Stored dataset items:
========================================
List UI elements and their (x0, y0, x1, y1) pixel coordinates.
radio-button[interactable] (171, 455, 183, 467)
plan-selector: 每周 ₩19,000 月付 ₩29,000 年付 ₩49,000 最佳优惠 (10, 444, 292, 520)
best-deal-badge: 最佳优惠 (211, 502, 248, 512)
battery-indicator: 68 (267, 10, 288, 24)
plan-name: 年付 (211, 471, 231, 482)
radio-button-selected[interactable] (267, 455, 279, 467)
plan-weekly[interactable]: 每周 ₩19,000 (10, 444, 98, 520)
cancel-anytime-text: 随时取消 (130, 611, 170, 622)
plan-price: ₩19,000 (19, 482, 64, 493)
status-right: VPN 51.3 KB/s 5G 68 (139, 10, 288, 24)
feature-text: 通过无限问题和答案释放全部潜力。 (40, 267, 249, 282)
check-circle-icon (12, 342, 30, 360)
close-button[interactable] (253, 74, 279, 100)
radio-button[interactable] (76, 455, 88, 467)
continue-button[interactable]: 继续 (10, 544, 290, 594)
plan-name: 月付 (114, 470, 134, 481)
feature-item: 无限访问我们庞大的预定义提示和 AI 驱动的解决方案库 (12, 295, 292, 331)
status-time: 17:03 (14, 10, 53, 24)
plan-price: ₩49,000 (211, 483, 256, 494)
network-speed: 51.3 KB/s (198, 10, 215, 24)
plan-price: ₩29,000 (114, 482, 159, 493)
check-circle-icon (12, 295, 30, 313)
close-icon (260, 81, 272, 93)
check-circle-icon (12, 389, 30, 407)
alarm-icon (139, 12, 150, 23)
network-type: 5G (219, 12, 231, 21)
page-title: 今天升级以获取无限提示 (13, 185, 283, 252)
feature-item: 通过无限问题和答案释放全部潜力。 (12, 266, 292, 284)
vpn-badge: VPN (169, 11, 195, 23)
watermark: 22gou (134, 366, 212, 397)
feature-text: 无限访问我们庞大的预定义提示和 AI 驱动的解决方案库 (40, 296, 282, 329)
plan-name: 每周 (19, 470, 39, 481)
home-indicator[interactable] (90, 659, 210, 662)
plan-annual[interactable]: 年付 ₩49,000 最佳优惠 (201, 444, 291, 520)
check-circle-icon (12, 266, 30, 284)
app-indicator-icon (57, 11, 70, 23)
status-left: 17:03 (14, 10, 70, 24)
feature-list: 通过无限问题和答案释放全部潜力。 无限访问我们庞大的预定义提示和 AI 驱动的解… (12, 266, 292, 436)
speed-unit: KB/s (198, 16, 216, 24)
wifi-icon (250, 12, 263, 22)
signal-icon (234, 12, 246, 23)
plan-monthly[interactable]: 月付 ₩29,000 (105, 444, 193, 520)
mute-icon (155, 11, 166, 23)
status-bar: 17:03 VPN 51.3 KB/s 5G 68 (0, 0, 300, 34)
========================================
> [SET EXERCISE] Rewrite all of the lines above, putting "checkmark-icon" wherever "check-circle-icon" appears and leaving everything else as it is.

> [SOLUTION FOR THIS TASK]
List UI elements and their (x0, y0, x1, y1) pixel coordinates.
radio-button[interactable] (171, 455, 183, 467)
plan-selector: 每周 ₩19,000 月付 ₩29,000 年付 ₩49,000 最佳优惠 (10, 444, 292, 520)
best-deal-badge: 最佳优惠 (211, 502, 248, 512)
battery-indicator: 68 (267, 10, 288, 24)
plan-name: 年付 (211, 471, 231, 482)
radio-button-selected[interactable] (267, 455, 279, 467)
plan-weekly[interactable]: 每周 ₩19,000 (10, 444, 98, 520)
cancel-anytime-text: 随时取消 (130, 611, 170, 622)
plan-price: ₩19,000 (19, 482, 64, 493)
status-right: VPN 51.3 KB/s 5G 68 (139, 10, 288, 24)
feature-text: 通过无限问题和答案释放全部潜力。 (40, 267, 249, 282)
checkmark-icon (12, 342, 30, 360)
close-button[interactable] (253, 74, 279, 100)
radio-button[interactable] (76, 455, 88, 467)
continue-button[interactable]: 继续 (10, 544, 290, 594)
plan-name: 月付 (114, 470, 134, 481)
feature-item: 无限访问我们庞大的预定义提示和 AI 驱动的解决方案库 (12, 295, 292, 331)
status-time: 17:03 (14, 10, 53, 24)
plan-price: ₩49,000 (211, 483, 256, 494)
network-speed: 51.3 KB/s (198, 10, 215, 24)
plan-price: ₩29,000 (114, 482, 159, 493)
checkmark-icon (12, 295, 30, 313)
close-icon (260, 81, 272, 93)
checkmark-icon (12, 389, 30, 407)
alarm-icon (139, 12, 150, 23)
network-type: 5G (219, 12, 231, 21)
page-title: 今天升级以获取无限提示 (13, 185, 283, 252)
feature-item: 通过无限问题和答案释放全部潜力。 (12, 266, 292, 284)
vpn-badge: VPN (169, 11, 195, 23)
watermark: 22gou (134, 366, 212, 397)
feature-text: 无限访问我们庞大的预定义提示和 AI 驱动的解决方案库 (40, 296, 282, 329)
plan-name: 每周 (19, 470, 39, 481)
home-indicator[interactable] (90, 659, 210, 662)
plan-annual[interactable]: 年付 ₩49,000 最佳优惠 (201, 444, 291, 520)
checkmark-icon (12, 266, 30, 284)
app-indicator-icon (57, 11, 70, 23)
status-left: 17:03 (14, 10, 70, 24)
feature-list: 通过无限问题和答案释放全部潜力。 无限访问我们庞大的预定义提示和 AI 驱动的解… (12, 266, 292, 436)
speed-unit: KB/s (198, 16, 216, 24)
wifi-icon (250, 12, 263, 22)
signal-icon (234, 12, 246, 23)
plan-monthly[interactable]: 月付 ₩29,000 (105, 444, 193, 520)
mute-icon (155, 11, 166, 23)
status-bar: 17:03 VPN 51.3 KB/s 5G 68 (0, 0, 300, 34)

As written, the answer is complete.